# Information supplied start

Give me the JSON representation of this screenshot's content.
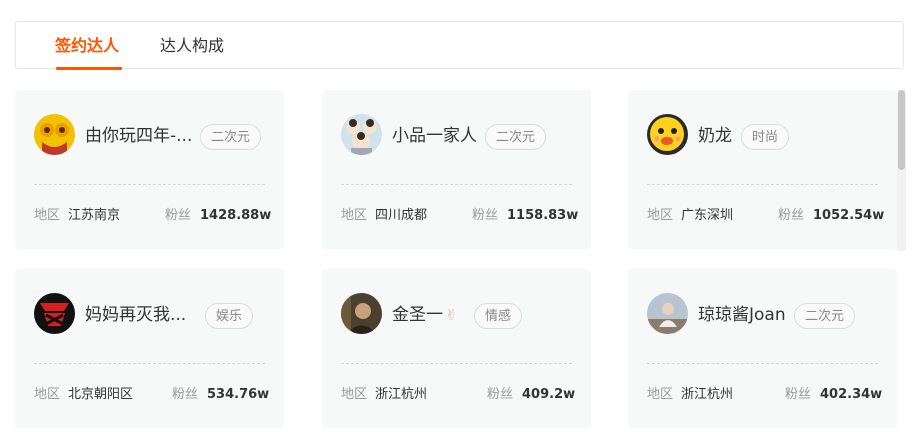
{
  "tabs": [
    {
      "label": "签约达人",
      "active": true
    },
    {
      "label": "达人构成",
      "active": false
    }
  ],
  "labels": {
    "region": "地区",
    "fans": "粉丝"
  },
  "accent_color": "#ff5500",
  "influencers": [
    {
      "name": "由你玩四年-...",
      "tag": "二次元",
      "region": "江苏南京",
      "fans": "1428.88w",
      "avatar": "yellow-cartoon-avatar"
    },
    {
      "name": "小品一家人",
      "tag": "二次元",
      "region": "四川成都",
      "fans": "1158.83w",
      "avatar": "family-cartoon-avatar"
    },
    {
      "name": "奶龙",
      "tag": "时尚",
      "region": "广东深圳",
      "fans": "1052.54w",
      "avatar": "yellow-dragon-avatar"
    },
    {
      "name": "妈妈再灭我...",
      "tag": "娱乐",
      "region": "北京朝阳区",
      "fans": "534.76w",
      "avatar": "red-logo-avatar"
    },
    {
      "name": "金圣一",
      "tag": "情感",
      "region": "浙江杭州",
      "fans": "409.2w",
      "avatar": "photo-avatar",
      "emoji": "✌"
    },
    {
      "name": "琼琼酱Joan",
      "tag": "二次元",
      "region": "浙江杭州",
      "fans": "402.34w",
      "avatar": "photo-avatar-2"
    }
  ]
}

# Information supplied end

■ Direction: Gather and copy every line of the data in which the string "avatar" is found.

■ The answer:
      "avatar": "yellow-cartoon-avatar"
      "avatar": "family-cartoon-avatar"
      "avatar": "yellow-dragon-avatar"
      "avatar": "red-logo-avatar"
      "avatar": "photo-avatar",
      "avatar": "photo-avatar-2"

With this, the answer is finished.